- **TEXTO FORNECIDO**:
No texto de hoje, o foco das análises estará mais na parte estética das produções do que no conteúdo, mas claro que eu irei comentar sobre as duas coisas. Dou essa ênfase a estética, pois sou um grande fã de animações experimentais, e sempre dou uma certa prioridade para as animações do festival, justamente para assistir algo novo esteticamente.

Como sempre irei deixar o link do site do festival (aqui), e os outros artigos que escrevi dessa lista até agora (art. 01; art. 02; art. 03).

Bestia (2021) Curta-metragem — Hugo Covarrubias.

Bestia é um curta inspirado na vida de Ingrid Olderöck, uma agente da DINA, uma espécie de polícia secreta chilena que atuou durante a ditadura militar de Pinochet. A obra mostra alguns dos lados mais escuros de Ingrid: Seus assassinatos, torturas, e sua estranha relação com seu cachorro, e a tentativa de assassinato que sofreu. O curta foi nomeado ao Oscar do mesmo ano.

Bestia é uma animação do tipo stop-motion. A protagonista é feita de um material que lembra cerâmica, que remete às bonecas de porcelana, e possui uma expressão fria. Em contrapartida, os outros personagens, o cenário e seu cachorro, são feitos com texturas mais leves, o que cria um belo contraste visual para a obra.

Bestia foi uma das melhores animações que ficaram disponíveis no festival. Felizmente, ela está disponível na internet, infelizmente, porém, não de graça. Caso se interesse você pode alugá-lo ou comprá-lo pelo site da Vimeo, (link aqui), o preço de locação é de 2,20 dólares, e o de compra, 5,50 dólares. Também vou deixar aqui um artigo bem mais completo e muito interessante sobre o curta e seu processo de produção, mas que está em inglês. (link aqui).

A protagonista com sua expressão gélida, em contraste com o cão de aparência fofa.

Nuevo Rico (2020) Curta-metragem — Kristian Mercado.

Após picharem um muro, dois irmãos fogem da polícia de carro até serem encurralados. Para escaparem, eles jogam o carro da ponte e caem numa floresta, onde os policiais decidem não entrar. Nesta floresta eles tem contato com uma divindade que acaba “concedendo” aos dois, o dom e o destino de serem as duas novas grandes estrelas do reggaeton, mas o que parecia ser ótimo, se transforma em problemas quando um dos irmãos começa a se envolver com drogas.

- **ENTRADAS APRESENTADAS**:
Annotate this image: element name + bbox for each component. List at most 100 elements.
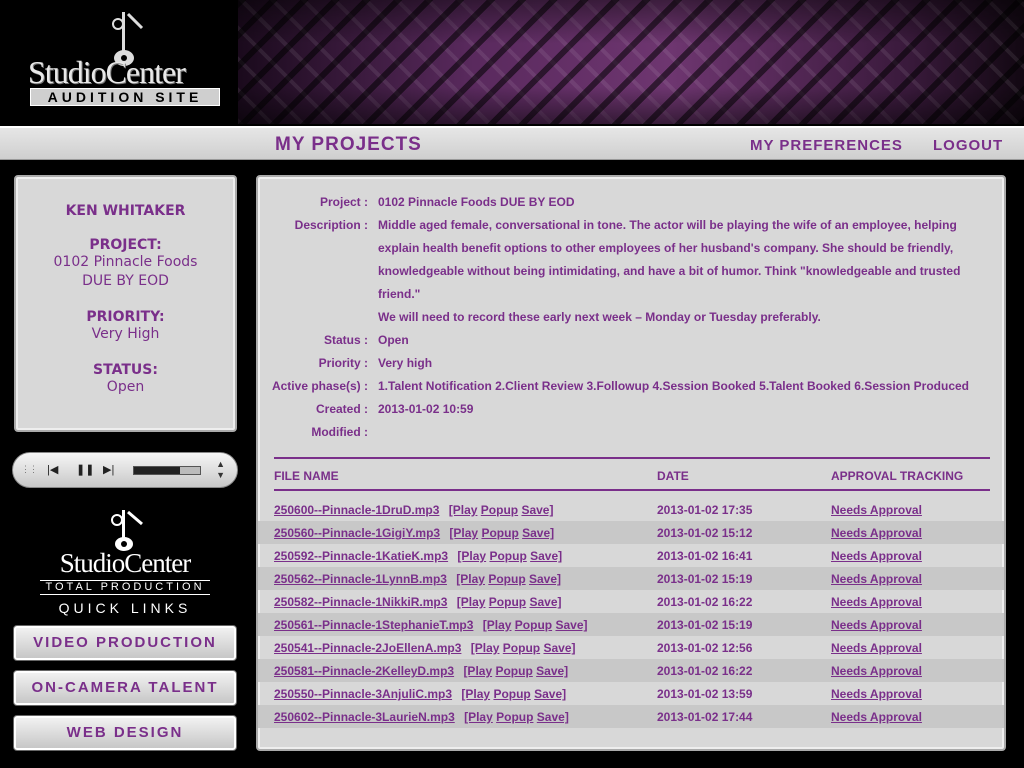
save-link[interactable]: Save] xyxy=(543,641,575,655)
file-cell: 250581--Pinnacle-2KelleyD.mp3 [Play Popu… xyxy=(274,664,568,678)
needs-approval-link[interactable]: Needs Approval xyxy=(831,618,922,632)
needs-approval-link[interactable]: Needs Approval xyxy=(831,526,922,540)
popup-link[interactable]: Popup xyxy=(481,503,518,517)
popup-link[interactable]: Popup xyxy=(496,710,533,724)
play-link[interactable]: [Play xyxy=(456,572,485,586)
file-name-link[interactable]: 250582--Pinnacle-1NikkiR.mp3 xyxy=(274,595,447,609)
date-cell: 2013-01-02 15:12 xyxy=(657,526,753,540)
files-table-header: FILE NAME DATE APPROVAL TRACKING xyxy=(274,457,990,491)
file-actions: [Play Popup Save] xyxy=(458,687,566,701)
popup-link[interactable]: Popup xyxy=(493,687,530,701)
detail-value: Middle aged female, conversational in to… xyxy=(378,214,978,329)
description-line: We will need to record these early next … xyxy=(378,310,821,324)
detail-row-created: Created : 2013-01-02 10:59 xyxy=(258,398,1004,421)
studio-center-logo[interactable]: StudioCenter AUDITION SITE xyxy=(28,10,228,110)
popup-link[interactable]: Popup xyxy=(481,526,518,540)
needs-approval-link[interactable]: Needs Approval xyxy=(831,664,922,678)
save-link[interactable]: Save] xyxy=(522,526,554,540)
file-name-link[interactable]: 250560--Pinnacle-1GigiY.mp3 xyxy=(274,526,440,540)
save-link[interactable]: Save] xyxy=(537,710,569,724)
audio-player: ⋮⋮ |◀ ❚❚ ▶| ▲ ▼ xyxy=(12,452,238,488)
play-link[interactable]: [Play xyxy=(449,526,478,540)
save-link[interactable]: Save] xyxy=(534,687,566,701)
file-actions: [Play Popup Save] xyxy=(453,595,562,609)
project-details-panel: Project : 0102 Pinnacle Foods DUE BY EOD… xyxy=(256,175,1006,751)
total-production-logo[interactable]: StudioCenter TOTAL PRODUCTION QUICK LINK… xyxy=(30,508,220,618)
detail-value xyxy=(378,421,978,444)
save-link[interactable]: Save] xyxy=(555,618,587,632)
priority-label: PRIORITY: xyxy=(86,309,165,325)
popup-link[interactable]: Popup xyxy=(489,549,526,563)
table-row: 250541--Pinnacle-2JoEllenA.mp3 [Play Pop… xyxy=(258,636,1004,659)
popup-link[interactable]: Popup xyxy=(515,618,552,632)
play-link[interactable]: [Play xyxy=(464,710,493,724)
file-name-link[interactable]: 250581--Pinnacle-2KelleyD.mp3 xyxy=(274,664,454,678)
file-cell: 250592--Pinnacle-1KatieK.mp3 [Play Popup… xyxy=(274,549,562,563)
needs-approval-link[interactable]: Needs Approval xyxy=(831,503,922,517)
my-preferences-link[interactable]: MY PREFERENCES xyxy=(750,137,903,154)
table-row: 250602--Pinnacle-3LaurieN.mp3 [Play Popu… xyxy=(258,705,1004,728)
status-value: Open xyxy=(106,379,145,395)
play-link[interactable]: [Play xyxy=(457,549,486,563)
popup-link[interactable]: Popup xyxy=(495,664,532,678)
previous-track-icon[interactable]: |◀ xyxy=(47,463,58,476)
next-track-icon[interactable]: ▶| xyxy=(103,463,114,476)
logout-link[interactable]: LOGOUT xyxy=(933,137,1003,154)
save-link[interactable]: Save] xyxy=(529,572,561,586)
detail-label: Active phase(s) : xyxy=(271,379,368,393)
play-link[interactable]: [Play xyxy=(449,503,478,517)
needs-approval-link[interactable]: Needs Approval xyxy=(831,710,922,724)
detail-row-modified: Modified : xyxy=(258,421,1004,444)
save-link[interactable]: Save] xyxy=(530,549,562,563)
file-actions: [Play Popup Save] xyxy=(446,526,554,540)
needs-approval-link[interactable]: Needs Approval xyxy=(831,641,922,655)
progress-bar[interactable] xyxy=(133,466,201,475)
file-cell: 250560--Pinnacle-1GigiY.mp3 [Play Popup … xyxy=(274,526,554,540)
column-header-approval[interactable]: APPROVAL TRACKING xyxy=(831,469,963,483)
play-link[interactable]: [Play xyxy=(461,687,490,701)
column-header-file-name[interactable]: FILE NAME xyxy=(274,469,339,483)
date-cell: 2013-01-02 17:44 xyxy=(657,710,753,724)
table-row: 250581--Pinnacle-2KelleyD.mp3 [Play Popu… xyxy=(258,659,1004,682)
detail-value: 0102 Pinnacle Foods DUE BY EOD xyxy=(378,195,575,209)
video-production-button[interactable]: VIDEO PRODUCTION xyxy=(13,625,237,661)
on-camera-talent-button[interactable]: ON-CAMERA TALENT xyxy=(13,670,237,706)
save-link[interactable]: Save] xyxy=(529,595,561,609)
needs-approval-link[interactable]: Needs Approval xyxy=(831,549,922,563)
file-name-link[interactable]: 250602--Pinnacle-3LaurieN.mp3 xyxy=(274,710,455,724)
file-actions: [Play Popup Save] xyxy=(445,503,554,517)
file-name-link[interactable]: 250550--Pinnacle-3AnjuliC.mp3 xyxy=(274,687,452,701)
date-cell: 2013-01-02 13:59 xyxy=(657,687,753,701)
file-name-link[interactable]: 250561--Pinnacle-1StephanieT.mp3 xyxy=(274,618,473,632)
play-link[interactable]: [Play xyxy=(463,664,492,678)
save-link[interactable]: Save] xyxy=(521,503,553,517)
date-cell: 2013-01-02 16:22 xyxy=(657,664,753,678)
logo-subtitle: AUDITION SITE xyxy=(30,88,220,106)
project-details: Project : 0102 Pinnacle Foods DUE BY EOD… xyxy=(258,191,1004,444)
web-design-button[interactable]: WEB DESIGN xyxy=(13,715,237,751)
popup-link[interactable]: Popup xyxy=(489,595,526,609)
play-link[interactable]: [Play xyxy=(457,595,486,609)
volume-arrows-icon[interactable]: ▲ ▼ xyxy=(216,459,225,481)
file-name-link[interactable]: 250541--Pinnacle-2JoEllenA.mp3 xyxy=(274,641,461,655)
project-summary-panel: KEN WHITAKER PROJECT: 0102 Pinnacle Food… xyxy=(14,175,237,432)
table-row: 250562--Pinnacle-1LynnB.mp3 [Play Popup … xyxy=(258,567,1004,590)
save-link[interactable]: Save] xyxy=(536,664,568,678)
play-link[interactable]: [Play xyxy=(483,618,512,632)
drag-handle-icon[interactable]: ⋮⋮ xyxy=(21,464,38,475)
file-name-link[interactable]: 250562--Pinnacle-1LynnB.mp3 xyxy=(274,572,447,586)
file-cell: 250561--Pinnacle-1StephanieT.mp3 [Play P… xyxy=(274,618,588,632)
pause-icon[interactable]: ❚❚ xyxy=(76,463,94,476)
play-link[interactable]: [Play xyxy=(471,641,500,655)
file-name-link[interactable]: 250600--Pinnacle-1DruD.mp3 xyxy=(274,503,439,517)
popup-link[interactable]: Popup xyxy=(488,572,525,586)
file-actions: [Play Popup Save] xyxy=(467,641,576,655)
needs-approval-link[interactable]: Needs Approval xyxy=(831,572,922,586)
logo-subtitle: TOTAL PRODUCTION xyxy=(40,580,210,595)
needs-approval-link[interactable]: Needs Approval xyxy=(831,687,922,701)
file-name-link[interactable]: 250592--Pinnacle-1KatieK.mp3 xyxy=(274,549,448,563)
needs-approval-link[interactable]: Needs Approval xyxy=(831,595,922,609)
detail-label: Modified : xyxy=(311,425,368,439)
popup-link[interactable]: Popup xyxy=(503,641,540,655)
column-header-date[interactable]: DATE xyxy=(657,469,689,483)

- **ENUNCIADO PROPOSTO**: Você pode dar continuidade ao texto sobre as animações do festival a partir do ponto em que ele termina? Não é preciso consultar as entradas.

- **RESULTADO DA TAREFA**:
Se você está cogitando se Nuevo Rico é uma adaptação de Porto Rico, sim, é. A história, aliás, mexe bastante com a identidade porto-riquenha. Logo no começo do curta vemos um cartaz de propaganda americana que diz que os porto-riquenhos eram importantes para eles (os americanos). É justamente este cartaz que o casal de irmãos protagonista está pixando. Além de tocar bastante no tema da identidade porto-riquenha, uma espécie de confusão entre o “ser porto-riquenho” e a influência americana, o curta tem como grande tema principal, o reggaeton, um importante estilo musical do país.

A estética da obra passa uma ideia “alucinógena” e de festas. Desenhos extremamente coloridos, luzes, cores piscando e até mesmo a mudança de cor durante as cenas, remetendo as luzes de festa. Imagens “estranhas” que intercalam com as cenas da história, e vários elementos, de diferentes técnicas de animação, que se misturam e deixam muito claro qual a proposta estética do curta, que combina perfeitamente com a obra como um todo.

Nuevo Rico está disponível no Vimeo, e de graça desta vez (link aqui), mas infelizmente não o encontrei legendado, e o curta é majoritariamente em inglês. Para quem se interessar, também irei deixar o link de um artigo em inglês com uma análise do curta (aqui), e uma entrevista, também em inglês, com o diretor do filme, Kristian Mercado (aqui).

Frame do filme: Estética Psicodélica e mistura de tipos de animação.

Medama (2021) Curta-metragem — Anna Yamamoto.

Um olho andante cai de uma árvore e começa sua longa e estranha jornada para se adequar ao mundo.

Medama (globo ocular em tradução literal) é uma daquelas produções que ficam entre o nonsense e o psicodélico, mas não chegam a ser nenhum dos dois. A história mostra um globo ocular, que ao cair de uma árvore, uma espécie de pé de globos oculares, caminha pelo mundo encontrando vários tipos de criaturas tão ou mais estranhas que nem ele. O olho age como uma espécie de “parasita” ou talvez mais como um simbionte, e tenta buscar alguma outra criatura com quem ele possa conviver. Ao final de sua jornada, após ser engolido por uma melancia, e a melancia ser comida por outra criatura, sementes são deixadas na terra e uma outra árvore de globos oculares cresce, formando uma narrativa cíclica.

Cena do filme: Criaturas estranhas em todos os lugares e o olho como um “simbionte”.

A técnica usada para a animação é stop-motion com os personagens e os cenários feitos todos de papel. Se pela própria história, Já temos o suficiente para dizer que se trata de uma produção um tanto “alucinada” (apesar da história ser bastante coerente), a técnica dos personagens em papel, deixa tudo ainda mais diferente. No final, Medama é uma produção um pouco: “Ué? O que caralhos é isso?” mas bastante divertida de se assistir justamente pela sua estranheza. Infelizmente não o encontrei disponível.

When The Moon Was Gibbous (2021) Curta-metragem — Erika Grace Strada.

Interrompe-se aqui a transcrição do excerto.